Repeat every line exactly, keeping the pictures out of the copy.
[start Data]
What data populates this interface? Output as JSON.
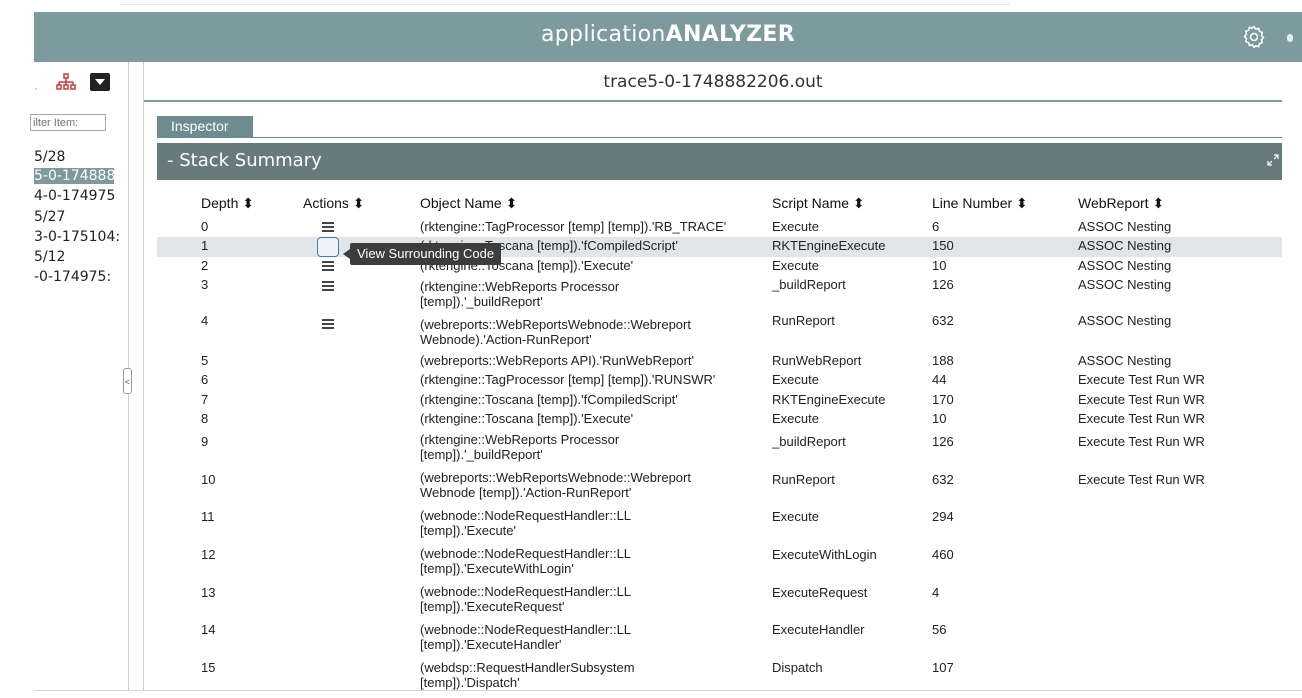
{
  "app": {
    "title_light": "application",
    "title_bold": "ANALYZER"
  },
  "left_panel": {
    "filter_placeholder": "ilter Item:",
    "items": [
      "5/28",
      "5-0-174888",
      "4-0-174975",
      "5/27",
      "3-0-175104:",
      "5/12",
      "-0-174975:"
    ]
  },
  "file": {
    "name": "trace5-0-1748882206.out"
  },
  "tabs": {
    "inspector": "Inspector"
  },
  "section": {
    "title": "- Stack Summary"
  },
  "table": {
    "headers": [
      "Depth ⬍",
      "Actions ⬍",
      "Object Name ⬍",
      "Script Name ⬍",
      "Line Number ⬍",
      "WebReport ⬍"
    ],
    "rows": [
      {
        "depth": "0",
        "object": "(rktengine::TagProcessor [temp] [temp]).'RB_TRACE'",
        "script": "Execute",
        "line": "6",
        "webreport": "ASSOC Nesting"
      },
      {
        "depth": "1",
        "object": "(rktengine::Toscana [temp]).'fCompiledScript'",
        "script": "RKTEngineExecute",
        "line": "150",
        "webreport": "ASSOC Nesting"
      },
      {
        "depth": "2",
        "object": "(rktengine::Toscana [temp]).'Execute'",
        "script": "Execute",
        "line": "10",
        "webreport": "ASSOC Nesting"
      },
      {
        "depth": "3",
        "object": "(rktengine::WebReports Processor [temp]).'_buildReport'",
        "script": "_buildReport",
        "line": "126",
        "webreport": "ASSOC Nesting"
      },
      {
        "depth": "4",
        "object": "(webreports::WebReportsWebnode::Webreport Webnode).'Action-RunReport'",
        "script": "RunReport",
        "line": "632",
        "webreport": "ASSOC Nesting"
      },
      {
        "depth": "5",
        "object": "(webreports::WebReports API).'RunWebReport'",
        "script": "RunWebReport",
        "line": "188",
        "webreport": "ASSOC Nesting"
      },
      {
        "depth": "6",
        "object": "(rktengine::TagProcessor [temp] [temp]).'RUNSWR'",
        "script": "Execute",
        "line": "44",
        "webreport": "Execute Test Run WR"
      },
      {
        "depth": "7",
        "object": "(rktengine::Toscana [temp]).'fCompiledScript'",
        "script": "RKTEngineExecute",
        "line": "170",
        "webreport": "Execute Test Run WR"
      },
      {
        "depth": "8",
        "object": "(rktengine::Toscana [temp]).'Execute'",
        "script": "Execute",
        "line": "10",
        "webreport": "Execute Test Run WR"
      },
      {
        "depth": "9",
        "object": "(rktengine::WebReports Processor [temp]).'_buildReport'",
        "script": "_buildReport",
        "line": "126",
        "webreport": "Execute Test Run WR"
      },
      {
        "depth": "10",
        "object": "(webreports::WebReportsWebnode::Webreport Webnode [temp]).'Action-RunReport'",
        "script": "RunReport",
        "line": "632",
        "webreport": "Execute Test Run WR"
      },
      {
        "depth": "11",
        "object": "(webnode::NodeRequestHandler::LL [temp]).'Execute'",
        "script": "Execute",
        "line": "294",
        "webreport": ""
      },
      {
        "depth": "12",
        "object": "(webnode::NodeRequestHandler::LL [temp]).'ExecuteWithLogin'",
        "script": "ExecuteWithLogin",
        "line": "460",
        "webreport": ""
      },
      {
        "depth": "13",
        "object": "(webnode::NodeRequestHandler::LL [temp]).'ExecuteRequest'",
        "script": "ExecuteRequest",
        "line": "4",
        "webreport": ""
      },
      {
        "depth": "14",
        "object": "(webnode::NodeRequestHandler::LL [temp]).'ExecuteHandler'",
        "script": "ExecuteHandler",
        "line": "56",
        "webreport": ""
      },
      {
        "depth": "15",
        "object": "(webdsp::RequestHandlerSubsystem [temp]).'Dispatch'",
        "script": "Dispatch",
        "line": "107",
        "webreport": ""
      }
    ]
  },
  "tooltip": {
    "text": "View Surrounding Code"
  }
}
[end Data]
Result of the exercise:
What data populates this interface? Output as JSON.
{
  "app": {
    "title_light": "application",
    "title_bold": "ANALYZER"
  },
  "left_panel": {
    "filter_placeholder": "ilter Item:",
    "items": [
      "5/28",
      "5-0-174888",
      "4-0-174975",
      "5/27",
      "3-0-175104:",
      "5/12",
      "-0-174975:"
    ]
  },
  "file": {
    "name": "trace5-0-1748882206.out"
  },
  "tabs": {
    "inspector": "Inspector"
  },
  "section": {
    "title": "- Stack Summary"
  },
  "table": {
    "headers": [
      "Depth ⬍",
      "Actions ⬍",
      "Object Name ⬍",
      "Script Name ⬍",
      "Line Number ⬍",
      "WebReport ⬍"
    ],
    "rows": [
      {
        "depth": "0",
        "object": "(rktengine::TagProcessor [temp] [temp]).'RB_TRACE'",
        "script": "Execute",
        "line": "6",
        "webreport": "ASSOC Nesting"
      },
      {
        "depth": "1",
        "object": "(rktengine::Toscana [temp]).'fCompiledScript'",
        "script": "RKTEngineExecute",
        "line": "150",
        "webreport": "ASSOC Nesting"
      },
      {
        "depth": "2",
        "object": "(rktengine::Toscana [temp]).'Execute'",
        "script": "Execute",
        "line": "10",
        "webreport": "ASSOC Nesting"
      },
      {
        "depth": "3",
        "object": "(rktengine::WebReports Processor [temp]).'_buildReport'",
        "script": "_buildReport",
        "line": "126",
        "webreport": "ASSOC Nesting"
      },
      {
        "depth": "4",
        "object": "(webreports::WebReportsWebnode::Webreport Webnode).'Action-RunReport'",
        "script": "RunReport",
        "line": "632",
        "webreport": "ASSOC Nesting"
      },
      {
        "depth": "5",
        "object": "(webreports::WebReports API).'RunWebReport'",
        "script": "RunWebReport",
        "line": "188",
        "webreport": "ASSOC Nesting"
      },
      {
        "depth": "6",
        "object": "(rktengine::TagProcessor [temp] [temp]).'RUNSWR'",
        "script": "Execute",
        "line": "44",
        "webreport": "Execute Test Run WR"
      },
      {
        "depth": "7",
        "object": "(rktengine::Toscana [temp]).'fCompiledScript'",
        "script": "RKTEngineExecute",
        "line": "170",
        "webreport": "Execute Test Run WR"
      },
      {
        "depth": "8",
        "object": "(rktengine::Toscana [temp]).'Execute'",
        "script": "Execute",
        "line": "10",
        "webreport": "Execute Test Run WR"
      },
      {
        "depth": "9",
        "object": "(rktengine::WebReports Processor [temp]).'_buildReport'",
        "script": "_buildReport",
        "line": "126",
        "webreport": "Execute Test Run WR"
      },
      {
        "depth": "10",
        "object": "(webreports::WebReportsWebnode::Webreport Webnode [temp]).'Action-RunReport'",
        "script": "RunReport",
        "line": "632",
        "webreport": "Execute Test Run WR"
      },
      {
        "depth": "11",
        "object": "(webnode::NodeRequestHandler::LL [temp]).'Execute'",
        "script": "Execute",
        "line": "294",
        "webreport": ""
      },
      {
        "depth": "12",
        "object": "(webnode::NodeRequestHandler::LL [temp]).'ExecuteWithLogin'",
        "script": "ExecuteWithLogin",
        "line": "460",
        "webreport": ""
      },
      {
        "depth": "13",
        "object": "(webnode::NodeRequestHandler::LL [temp]).'ExecuteRequest'",
        "script": "ExecuteRequest",
        "line": "4",
        "webreport": ""
      },
      {
        "depth": "14",
        "object": "(webnode::NodeRequestHandler::LL [temp]).'ExecuteHandler'",
        "script": "ExecuteHandler",
        "line": "56",
        "webreport": ""
      },
      {
        "depth": "15",
        "object": "(webdsp::RequestHandlerSubsystem [temp]).'Dispatch'",
        "script": "Dispatch",
        "line": "107",
        "webreport": ""
      }
    ]
  },
  "tooltip": {
    "text": "View Surrounding Code"
  }
}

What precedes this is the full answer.